• TASK PROMPT:
Write out exactly the lines running from the line that includes "Read out every word on this page." to the end of the data, both ends included, and nothing besides.

┄┄┄┄┄┄┄┄┄┄┄┄┄┄┄┄┄┄┄┄

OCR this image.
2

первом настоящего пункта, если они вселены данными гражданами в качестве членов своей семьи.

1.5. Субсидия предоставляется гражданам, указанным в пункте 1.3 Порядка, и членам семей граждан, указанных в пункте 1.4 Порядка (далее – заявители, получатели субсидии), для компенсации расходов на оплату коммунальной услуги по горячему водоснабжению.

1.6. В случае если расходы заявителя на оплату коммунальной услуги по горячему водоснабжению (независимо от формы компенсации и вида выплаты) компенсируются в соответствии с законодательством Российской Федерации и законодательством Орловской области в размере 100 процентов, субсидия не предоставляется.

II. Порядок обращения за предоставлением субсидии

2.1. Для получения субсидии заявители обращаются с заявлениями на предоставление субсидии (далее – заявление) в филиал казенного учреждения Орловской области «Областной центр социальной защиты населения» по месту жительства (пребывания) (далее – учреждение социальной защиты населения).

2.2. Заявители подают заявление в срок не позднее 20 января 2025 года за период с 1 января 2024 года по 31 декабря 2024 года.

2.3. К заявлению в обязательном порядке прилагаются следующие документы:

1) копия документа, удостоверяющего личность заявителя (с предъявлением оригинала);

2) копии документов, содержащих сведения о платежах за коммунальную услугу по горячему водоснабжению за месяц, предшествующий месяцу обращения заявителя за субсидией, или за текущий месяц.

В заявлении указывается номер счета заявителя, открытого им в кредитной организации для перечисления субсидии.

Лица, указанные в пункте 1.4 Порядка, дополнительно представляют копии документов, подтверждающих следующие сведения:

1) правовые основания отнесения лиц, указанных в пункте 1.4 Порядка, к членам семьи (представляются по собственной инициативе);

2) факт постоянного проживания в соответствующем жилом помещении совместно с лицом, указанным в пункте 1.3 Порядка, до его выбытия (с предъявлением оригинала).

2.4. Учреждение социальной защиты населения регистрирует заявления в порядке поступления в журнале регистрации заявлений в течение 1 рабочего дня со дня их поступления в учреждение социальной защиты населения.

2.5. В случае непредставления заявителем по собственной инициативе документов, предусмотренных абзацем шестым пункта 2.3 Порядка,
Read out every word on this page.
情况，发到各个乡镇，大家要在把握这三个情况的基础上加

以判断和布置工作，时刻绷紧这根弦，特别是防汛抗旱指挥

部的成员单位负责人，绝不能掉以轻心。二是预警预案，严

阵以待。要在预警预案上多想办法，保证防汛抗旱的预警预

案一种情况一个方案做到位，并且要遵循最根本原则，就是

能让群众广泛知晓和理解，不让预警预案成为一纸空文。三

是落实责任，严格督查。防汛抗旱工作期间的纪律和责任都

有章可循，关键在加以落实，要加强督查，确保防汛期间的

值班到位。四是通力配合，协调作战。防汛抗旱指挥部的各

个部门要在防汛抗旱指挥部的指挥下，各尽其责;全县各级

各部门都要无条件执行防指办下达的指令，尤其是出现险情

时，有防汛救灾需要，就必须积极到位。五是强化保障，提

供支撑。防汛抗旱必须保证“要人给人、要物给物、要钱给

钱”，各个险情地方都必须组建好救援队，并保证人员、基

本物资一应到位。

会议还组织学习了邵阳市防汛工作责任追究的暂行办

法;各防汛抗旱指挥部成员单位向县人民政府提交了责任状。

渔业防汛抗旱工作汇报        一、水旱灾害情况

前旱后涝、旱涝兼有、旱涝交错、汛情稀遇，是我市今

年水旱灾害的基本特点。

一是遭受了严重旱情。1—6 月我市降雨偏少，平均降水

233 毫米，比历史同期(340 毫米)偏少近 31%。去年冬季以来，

┄┄┄┄┄┄┄┄┄┄┄┄┄┄┄┄┄┄┄┄

• COMPLETED TASK:
Read out every word on this page.
情况，发到各个乡镇，大家要在把握这三个情况的基础上加

以判断和布置工作，时刻绷紧这根弦，特别是防汛抗旱指挥

部的成员单位负责人，绝不能掉以轻心。二是预警预案，严

阵以待。要在预警预案上多想办法，保证防汛抗旱的预警预

案一种情况一个方案做到位，并且要遵循最根本原则，就是

能让群众广泛知晓和理解，不让预警预案成为一纸空文。三

是落实责任，严格督查。防汛抗旱工作期间的纪律和责任都

有章可循，关键在加以落实，要加强督查，确保防汛期间的

值班到位。四是通力配合，协调作战。防汛抗旱指挥部的各

个部门要在防汛抗旱指挥部的指挥下，各尽其责;全县各级

各部门都要无条件执行防指办下达的指令，尤其是出现险情

时，有防汛救灾需要，就必须积极到位。五是强化保障，提

供支撑。防汛抗旱必须保证“要人给人、要物给物、要钱给

钱”，各个险情地方都必须组建好救援队，并保证人员、基

本物资一应到位。

会议还组织学习了邵阳市防汛工作责任追究的暂行办

法;各防汛抗旱指挥部成员单位向县人民政府提交了责任状。

渔业防汛抗旱工作汇报        一、水旱灾害情况

前旱后涝、旱涝兼有、旱涝交错、汛情稀遇，是我市今

年水旱灾害的基本特点。

一是遭受了严重旱情。1—6 月我市降雨偏少，平均降水

233 毫米，比历史同期(340 毫米)偏少近 31%。去年冬季以来，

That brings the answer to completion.